Your task
Below are some entries. Output each one exactly as it appears.

Stored entries:
-- Begin --

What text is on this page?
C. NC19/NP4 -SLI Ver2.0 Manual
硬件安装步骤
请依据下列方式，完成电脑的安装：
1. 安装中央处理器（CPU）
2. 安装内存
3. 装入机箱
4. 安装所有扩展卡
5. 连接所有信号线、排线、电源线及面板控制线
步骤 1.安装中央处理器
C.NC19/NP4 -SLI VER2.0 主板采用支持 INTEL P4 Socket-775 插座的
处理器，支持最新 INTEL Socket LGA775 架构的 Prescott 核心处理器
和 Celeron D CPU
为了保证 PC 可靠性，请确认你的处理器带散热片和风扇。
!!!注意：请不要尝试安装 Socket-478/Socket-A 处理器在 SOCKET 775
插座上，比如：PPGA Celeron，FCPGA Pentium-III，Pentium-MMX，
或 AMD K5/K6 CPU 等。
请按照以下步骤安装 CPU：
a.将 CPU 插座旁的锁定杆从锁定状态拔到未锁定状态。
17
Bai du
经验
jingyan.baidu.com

-- End --

Task answer
What text is on this page?
C. NC19/NP4 -SLI Ver2.0 Manual
硬件安装步骤
请依据下列方式，完成电脑的安装：
1. 安装中央处理器（CPU）
2. 安装内存
3. 装入机箱
4. 安装所有扩展卡
5. 连接所有信号线、排线、电源线及面板控制线
步骤 1.安装中央处理器
C.NC19/NP4 -SLI VER2.0 主板采用支持 INTEL P4 Socket-775 插座的
处理器，支持最新 INTEL Socket LGA775 架构的 Prescott 核心处理器
和 Celeron D CPU
为了保证 PC 可靠性，请确认你的处理器带散热片和风扇。
!!!注意：请不要尝试安装 Socket-478/Socket-A 处理器在 SOCKET 775
插座上，比如：PPGA Celeron，FCPGA Pentium-III，Pentium-MMX，
或 AMD K5/K6 CPU 等。
请按照以下步骤安装 CPU：
a.将 CPU 插座旁的锁定杆从锁定状态拔到未锁定状态。
17
Bai du
经验
jingyan.baidu.com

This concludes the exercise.